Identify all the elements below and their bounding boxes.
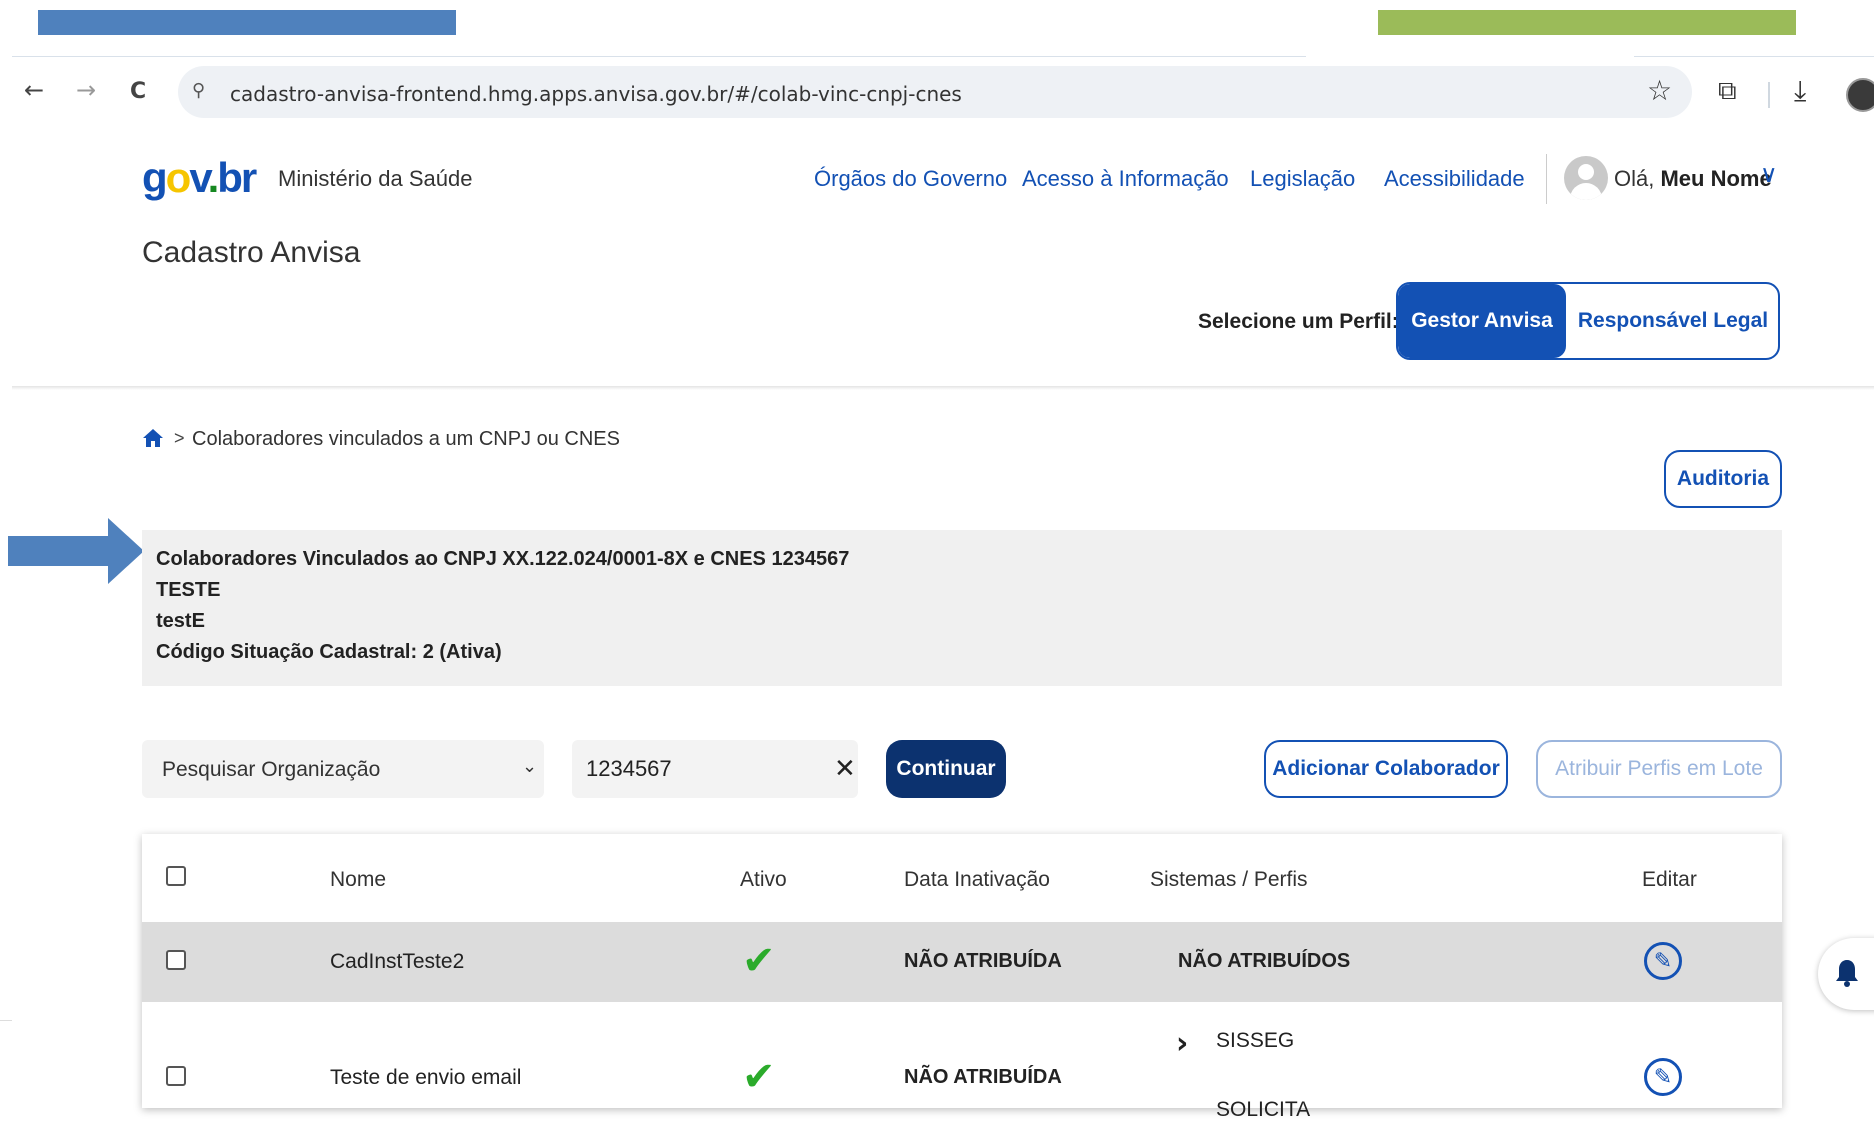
bell-icon (1834, 958, 1860, 995)
profile-selector: Gestor Anvisa Responsável Legal (1396, 282, 1780, 360)
link-orgaos-governo[interactable]: Órgãos do Governo (814, 166, 1007, 192)
select-all-checkbox[interactable] (166, 866, 186, 886)
site-info-icon[interactable]: ⚲ (192, 80, 205, 101)
edit-pencil-icon[interactable]: ✎ (1644, 1058, 1682, 1096)
forward-arrow-icon[interactable]: → (76, 76, 96, 104)
reload-icon[interactable]: C (130, 79, 146, 104)
column-header-data-inativacao[interactable]: Data Inativação (904, 868, 1050, 892)
cell-sistemas-perfis: NÃO ATRIBUÍDOS (1178, 950, 1351, 972)
greeting-prefix: Olá, (1614, 166, 1655, 191)
logo-letter: . (207, 154, 220, 201)
auditoria-button[interactable]: Auditoria (1664, 450, 1782, 508)
app-title: Cadastro Anvisa (142, 236, 361, 269)
search-input-value[interactable]: 1234567 (586, 756, 672, 782)
column-header-sistemas-perfis[interactable]: Sistemas / Perfis (1150, 868, 1308, 892)
edit-pencil-icon[interactable]: ✎ (1644, 942, 1682, 980)
clear-icon[interactable]: ✕ (834, 754, 856, 784)
user-avatar[interactable] (1564, 156, 1608, 200)
active-check-icon: ✔ (742, 1054, 776, 1100)
toolbar-separator (1768, 82, 1770, 108)
download-icon[interactable]: ⤓ (1794, 74, 1806, 108)
chevron-right-icon[interactable]: › (1176, 1026, 1188, 1061)
info-cnpj-cnes: Colaboradores Vinculados ao CNPJ XX.122.… (156, 548, 850, 570)
column-header-editar: Editar (1642, 868, 1697, 891)
column-header-ativo[interactable]: Ativo (740, 868, 787, 892)
breadcrumb-separator: > (174, 428, 185, 448)
extensions-icon[interactable]: ⧉ (1718, 76, 1737, 107)
user-greeting[interactable]: Olá, Meu Nome (1614, 166, 1772, 192)
govbr-logo[interactable]: gov.br (142, 154, 257, 202)
ministry-name: Ministério da Saúde (278, 166, 473, 191)
divider (1634, 56, 1874, 57)
logo-letter: g (142, 154, 168, 201)
link-acessibilidade[interactable]: Acessibilidade (1384, 166, 1525, 192)
header-divider (1546, 154, 1547, 204)
chevron-down-icon[interactable]: ⌄ (522, 756, 537, 777)
profile-responsavel-legal-button[interactable]: Responsável Legal (1568, 284, 1778, 358)
user-name: Meu Nome (1660, 166, 1772, 191)
row-checkbox[interactable] (166, 1066, 186, 1086)
cell-data-inativacao: NÃO ATRIBUÍDA (904, 950, 1062, 972)
continuar-button[interactable]: Continuar (886, 740, 1006, 798)
row-checkbox[interactable] (166, 950, 186, 970)
bookmark-star-icon[interactable]: ☆ (1647, 74, 1672, 107)
system-solicita[interactable]: SOLICITA (1216, 1098, 1310, 1122)
breadcrumb-current: Colaboradores vinculados a um CNPJ ou CN… (192, 428, 620, 450)
annotation-arrow-icon (8, 518, 144, 584)
browser-profile-avatar[interactable] (1846, 78, 1874, 112)
divider (0, 1020, 12, 1021)
decorative-green-bar (1378, 10, 1796, 35)
link-acesso-informacao[interactable]: Acesso à Informação (1022, 166, 1229, 192)
link-legislacao[interactable]: Legislação (1250, 166, 1355, 192)
cell-data-inativacao: NÃO ATRIBUÍDA (904, 1066, 1062, 1088)
divider (12, 56, 1306, 57)
header-shadow (12, 386, 1874, 390)
assign-profiles-batch-button[interactable]: Atribuir Perfis em Lote (1536, 740, 1782, 798)
decorative-blue-bar (38, 10, 456, 35)
select-value[interactable]: Pesquisar Organização (162, 758, 380, 782)
logo-letter: r (240, 154, 257, 201)
info-line-name: TESTE (156, 579, 221, 601)
active-check-icon: ✔ (742, 938, 776, 984)
notification-button[interactable] (1818, 938, 1874, 1010)
add-collaborator-button[interactable]: Adicionar Colaborador (1264, 740, 1508, 798)
profile-selector-label: Selecione um Perfil: (1198, 310, 1399, 333)
url-text[interactable]: cadastro-anvisa-frontend.hmg.apps.anvisa… (230, 82, 962, 106)
column-header-nome[interactable]: Nome (330, 868, 386, 892)
logo-letter: o (165, 154, 192, 201)
info-situacao-cadastral: Código Situação Cadastral: 2 (Ativa) (156, 641, 502, 663)
system-sisseg[interactable]: SISSEG (1216, 1029, 1294, 1053)
back-arrow-icon[interactable]: ← (24, 76, 44, 104)
logo-letter: v (189, 154, 209, 201)
chevron-down-icon[interactable]: ∨ (1760, 160, 1778, 188)
logo-letter: b (217, 154, 243, 201)
cell-nome: CadInstTeste2 (330, 950, 465, 973)
home-icon[interactable] (142, 428, 164, 453)
profile-gestor-anvisa-button[interactable]: Gestor Anvisa (1398, 284, 1566, 358)
cell-nome: Teste de envio email (330, 1066, 522, 1089)
info-line-secondary: testE (156, 610, 205, 632)
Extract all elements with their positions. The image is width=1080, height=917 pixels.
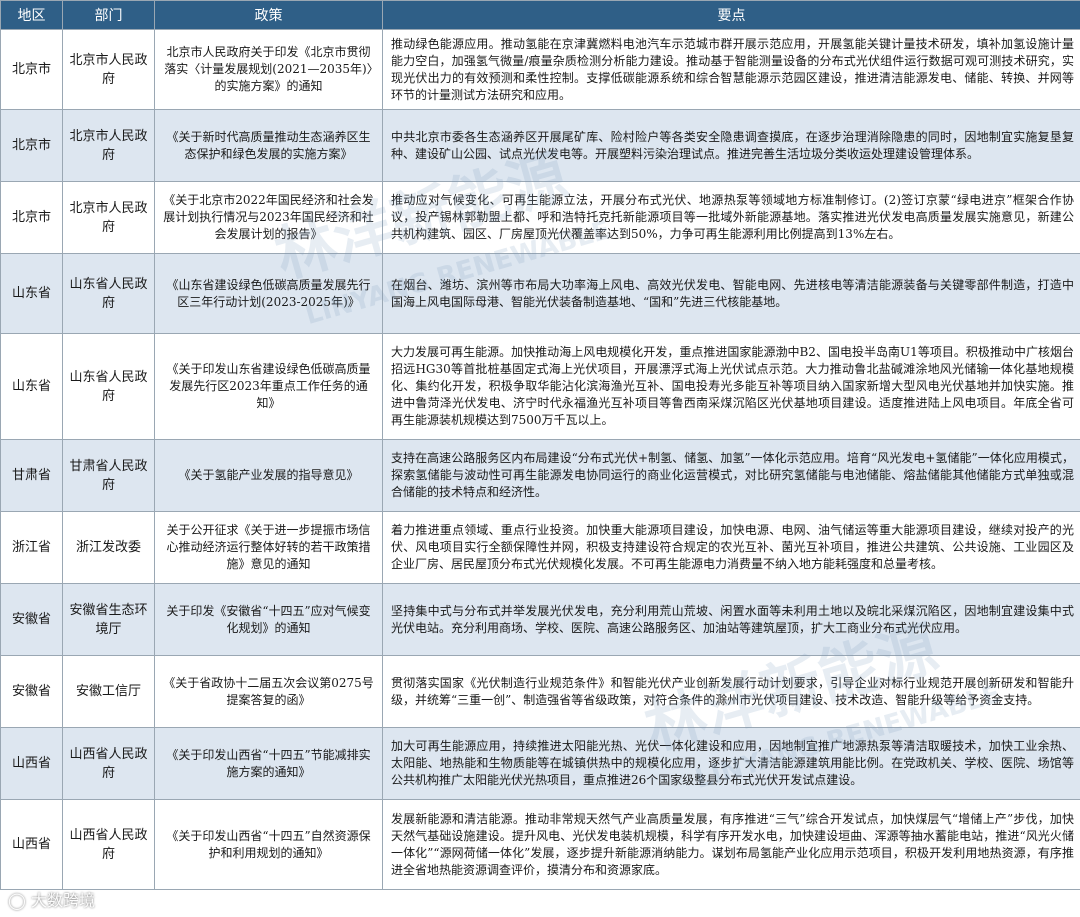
table-row: 甘肃省 甘肃省人民政府 《关于氢能产业发展的指导意见》 支持在高速公路服务区内布… [0,439,1080,512]
cell-points: 推动绿色能源应用。推动氢能在京津冀燃料电池汽车示范城市群开展示范应用，开展氢能关… [382,29,1080,110]
cell-dept: 山西省人民政府 [62,727,155,800]
cell-region: 山西省 [0,799,63,890]
cell-points: 贯彻落实国家《光伏制造行业规范条件》和智能光伏产业创新发展行动计划要求，引导企业… [382,655,1080,728]
logo-icon: ◯ [8,891,26,910]
cell-dept: 山东省人民政府 [62,333,155,440]
cell-dept: 安徽工信厅 [62,655,155,728]
cell-region: 北京市 [0,181,63,254]
cell-policy: 关于印发《安徽省“十四五”应对气候变化规划》的通知 [154,583,383,656]
logo-text: 大数跨境 [31,891,96,910]
table-row: 山西省 山西省人民政府 《关于印发山西省“十四五”节能减排实施方案的通知》 加大… [0,727,1080,800]
cell-points: 中共北京市委各生态涵养区开展尾矿库、险村险户等各类安全隐患调查摸底，在逐步治理消… [382,109,1080,182]
table-row: 北京市 北京市人民政府 《关于北京市2022年国民经济和社会发展计划执行情况与2… [0,181,1080,254]
cell-policy: 《关于新时代高质量推动生态涵养区生态保护和绿色发展的实施方案》 [154,109,383,182]
cell-points: 加大可再生能源应用，持续推进太阳能光热、光伏一体化建设和应用，因地制宜推广地源热… [382,727,1080,800]
cell-policy: 《关于印发山西省“十四五”节能减排实施方案的通知》 [154,727,383,800]
cell-dept: 山东省人民政府 [62,253,155,334]
table-row: 北京市 北京市人民政府 《关于新时代高质量推动生态涵养区生态保护和绿色发展的实施… [0,109,1080,182]
table-row: 北京市 北京市人民政府 北京市人民政府关于印发《北京市贯彻落实〈计量发展规划(2… [0,29,1080,110]
cell-region: 山西省 [0,727,63,800]
cell-region: 山东省 [0,333,63,440]
cell-region: 安徽省 [0,655,63,728]
cell-dept: 北京市人民政府 [62,29,155,110]
table-row: 安徽省 安徽工信厅 《关于省政协十二届五次会议第0275号提案答复的函》 贯彻落… [0,655,1080,728]
cell-policy: 《关于氢能产业发展的指导意见》 [154,439,383,512]
cell-policy: 《关于北京市2022年国民经济和社会发展计划执行情况与2023年国民经济和社会发… [154,181,383,254]
cell-policy: 《关于印发山西省“十四五”自然资源保护和利用规划的通知》 [154,799,383,890]
table-row: 山东省 山东省人民政府 《山东省建设绿色低碳高质量发展先行区三年行动计划(202… [0,253,1080,334]
cell-region: 北京市 [0,29,63,110]
cell-points: 着力推进重点领域、重点行业投资。加快重大能源项目建设，加快电源、电网、油气储运等… [382,511,1080,584]
cell-dept: 安徽省生态环境厅 [62,583,155,656]
table-row: 山西省 山西省人民政府 《关于印发山西省“十四五”自然资源保护和利用规划的通知》… [0,799,1080,890]
cell-dept: 浙江发改委 [62,511,155,584]
cell-points: 支持在高速公路服务区内布局建设“分布式光伏+制氢、储氢、加氢”一体化示范应用。培… [382,439,1080,512]
cell-policy: 《关于印发山东省建设绿色低碳高质量发展先行区2023年重点工作任务的通知》 [154,333,383,440]
cell-region: 甘肃省 [0,439,63,512]
source-logo: ◯ 大数跨境 [8,887,95,911]
cell-policy: 《山东省建设绿色低碳高质量发展先行区三年行动计划(2023-2025年)》 [154,253,383,334]
cell-points: 大力发展可再生能源。加快推动海上风电规模化开发，重点推进国家能源渤中B2、国电投… [382,333,1080,440]
page: 地区 部门 政策 要点 北京市 北京市人民政府 北京市人民政府关于印发《北京市贯… [0,0,1080,917]
policy-table: 地区 部门 政策 要点 北京市 北京市人民政府 北京市人民政府关于印发《北京市贯… [0,0,1080,890]
header-dept: 部门 [62,0,155,30]
table-row: 安徽省 安徽省生态环境厅 关于印发《安徽省“十四五”应对气候变化规划》的通知 坚… [0,583,1080,656]
header-region: 地区 [0,0,63,30]
cell-points: 发展新能源和清洁能源。推动非常规天然气产业高质量发展，有序推进“三气”综合开发试… [382,799,1080,890]
cell-policy: 《关于省政协十二届五次会议第0275号提案答复的函》 [154,655,383,728]
cell-points: 推动应对气候变化、可再生能源立法，开展分布式光伏、地源热泵等领域地方标准制修订。… [382,181,1080,254]
cell-dept: 甘肃省人民政府 [62,439,155,512]
cell-region: 山东省 [0,253,63,334]
cell-dept: 北京市人民政府 [62,181,155,254]
header-points: 要点 [382,0,1080,30]
table-row: 山东省 山东省人民政府 《关于印发山东省建设绿色低碳高质量发展先行区2023年重… [0,333,1080,440]
header-row: 地区 部门 政策 要点 [0,0,1080,30]
cell-dept: 山西省人民政府 [62,799,155,890]
cell-region: 北京市 [0,109,63,182]
cell-policy: 关于公开征求《关于进一步提振市场信心推动经济运行整体好转的若干政策措施》意见的通… [154,511,383,584]
cell-region: 浙江省 [0,511,63,584]
cell-policy: 北京市人民政府关于印发《北京市贯彻落实〈计量发展规划(2021—2035年)〉的… [154,29,383,110]
header-policy: 政策 [154,0,383,30]
table-row: 浙江省 浙江发改委 关于公开征求《关于进一步提振市场信心推动经济运行整体好转的若… [0,511,1080,584]
cell-dept: 北京市人民政府 [62,109,155,182]
cell-points: 坚持集中式与分布式并举发展光伏发电，充分利用荒山荒坡、闲置水面等未利用土地以及皖… [382,583,1080,656]
cell-region: 安徽省 [0,583,63,656]
cell-points: 在烟台、潍坊、滨州等市布局大功率海上风电、高效光伏发电、智能电网、先进核电等清洁… [382,253,1080,334]
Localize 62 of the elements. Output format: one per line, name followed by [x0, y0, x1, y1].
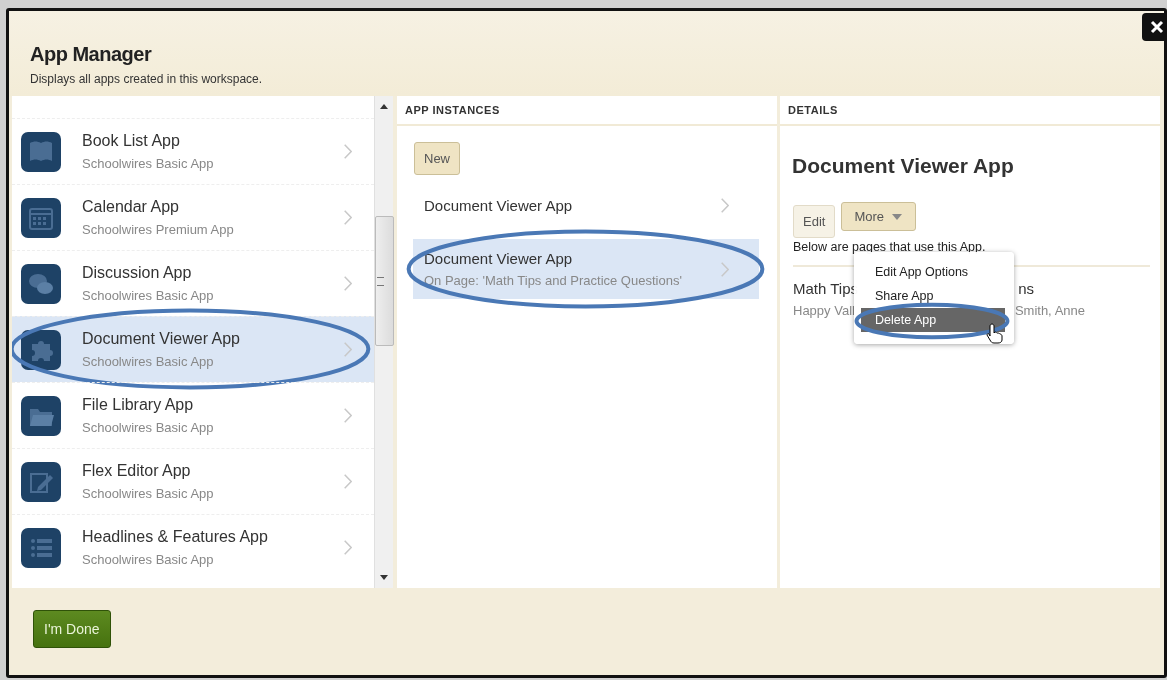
app-name: Flex Editor App: [82, 462, 192, 480]
app-name: File Library App: [82, 396, 195, 414]
app-type: Schoolwires Basic App: [82, 420, 215, 435]
speech-bubbles-icon: [21, 263, 61, 304]
app-name: Headlines & Features App: [82, 528, 269, 546]
caret-icon: [891, 212, 904, 221]
chevron-right-icon: [344, 474, 352, 489]
book-icon: [21, 131, 61, 172]
scrollbar-thumb[interactable]: [375, 216, 394, 346]
app-list-item[interactable]: Flex Editor App Schoolwires Basic App: [12, 448, 374, 514]
chevron-right-icon: [344, 210, 352, 225]
folder-icon: [21, 395, 61, 436]
dialog-title: App Manager: [30, 43, 153, 66]
chevron-right-icon: [344, 144, 352, 159]
app-name: Calendar App: [82, 198, 180, 216]
scrollbar[interactable]: [374, 96, 393, 588]
new-button[interactable]: New: [414, 142, 460, 175]
menu-item[interactable]: Share App: [861, 284, 1005, 308]
app-type: Schoolwires Basic App: [82, 288, 215, 303]
instance-item[interactable]: Document Viewer App On Page: 'Math Tips and Practice Questions': [413, 239, 759, 299]
dialog-subtitle: Displays all apps created in this workspace.: [30, 72, 264, 86]
page-authors: Happy Vall: [793, 303, 855, 318]
app-type: Schoolwires Basic App: [82, 156, 215, 171]
close-button[interactable]: [1142, 13, 1167, 41]
chevron-right-icon: [721, 261, 729, 277]
page-authors: Smith, Anne: [1014, 303, 1085, 318]
instance-name: Document Viewer App: [424, 197, 574, 214]
app-name: Document Viewer App: [82, 330, 241, 348]
chevron-right-icon: [344, 342, 352, 357]
close-icon: [1150, 20, 1164, 34]
app-name: Discussion App: [82, 264, 193, 282]
list-icon: [21, 527, 61, 568]
edit-button[interactable]: Edit: [793, 205, 836, 238]
app-list-item[interactable]: Document Viewer App Schoolwires Basic App: [12, 316, 374, 382]
instance-name: Document Viewer App: [424, 250, 574, 267]
app-list-item[interactable]: Book List App Schoolwires Basic App: [12, 118, 374, 184]
scroll-up-icon[interactable]: [379, 102, 389, 110]
more-button[interactable]: More: [841, 202, 917, 231]
instance-page: On Page: 'Math Tips and Practice Questions': [424, 273, 683, 288]
app-type: Schoolwires Basic App: [82, 552, 215, 567]
pencil-edit-icon: [21, 461, 61, 502]
chevron-right-icon: [344, 408, 352, 423]
app-type: Schoolwires Basic App: [82, 354, 215, 369]
page-link[interactable]: Math Tips: [793, 280, 859, 297]
done-button[interactable]: I'm Done: [33, 610, 111, 648]
instance-item[interactable]: Document Viewer App: [413, 187, 759, 225]
details-title: Document Viewer App: [792, 154, 1015, 178]
app-type: Schoolwires Basic App: [82, 486, 215, 501]
app-type: Schoolwires Premium App: [82, 222, 235, 237]
scroll-down-icon[interactable]: [379, 574, 389, 582]
chevron-right-icon: [344, 276, 352, 291]
app-list-item[interactable]: Headlines & Features App Schoolwires Basic App: [12, 514, 374, 580]
app-name: Book List App: [82, 132, 181, 150]
panel-header: APP INSTANCES: [397, 96, 777, 126]
chevron-right-icon: [721, 198, 729, 213]
app-list-item[interactable]: File Library App Schoolwires Basic App: [12, 382, 374, 448]
chevron-right-icon: [344, 540, 352, 555]
app-list-item[interactable]: Calendar App Schoolwires Premium App: [12, 184, 374, 250]
page-link[interactable]: ns: [1018, 280, 1034, 297]
calendar-icon: [21, 197, 61, 238]
puzzle-piece-icon: [21, 329, 61, 370]
panel-header: DETAILS: [780, 96, 1160, 126]
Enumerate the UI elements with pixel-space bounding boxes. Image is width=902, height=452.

» WHAT YOU ARE ASKED TO DO
Reproduce word for word the lines of the records above, starting with the line that contains "app-name: Flex Editor" and going on through the line that contains "page-authors: Happy Vall: [793, 303, 855, 318]".

» RESULT OF THE EXERCISE
app-name: Flex Editor App: [82, 462, 192, 480]
app-name: File Library App: [82, 396, 195, 414]
app-type: Schoolwires Basic App: [82, 420, 215, 435]
speech-bubbles-icon: [21, 263, 61, 304]
app-name: Headlines & Features App: [82, 528, 269, 546]
caret-icon: [891, 212, 904, 221]
chevron-right-icon: [344, 474, 352, 489]
book-icon: [21, 131, 61, 172]
scrollbar-thumb[interactable]: [375, 216, 394, 346]
app-list-item[interactable]: Flex Editor App Schoolwires Basic App: [12, 448, 374, 514]
chevron-right-icon: [344, 210, 352, 225]
folder-icon: [21, 395, 61, 436]
dialog-title: App Manager: [30, 43, 153, 66]
chevron-right-icon: [344, 144, 352, 159]
app-name: Calendar App: [82, 198, 180, 216]
scrollbar[interactable]: [374, 96, 393, 588]
new-button[interactable]: New: [414, 142, 460, 175]
menu-item[interactable]: Share App: [861, 284, 1005, 308]
app-type: Schoolwires Basic App: [82, 288, 215, 303]
instance-item[interactable]: Document Viewer App On Page: 'Math Tips and Practice Questions': [413, 239, 759, 299]
dialog-subtitle: Displays all apps created in this workspace.: [30, 72, 264, 86]
page-authors: Happy Vall: [793, 303, 855, 318]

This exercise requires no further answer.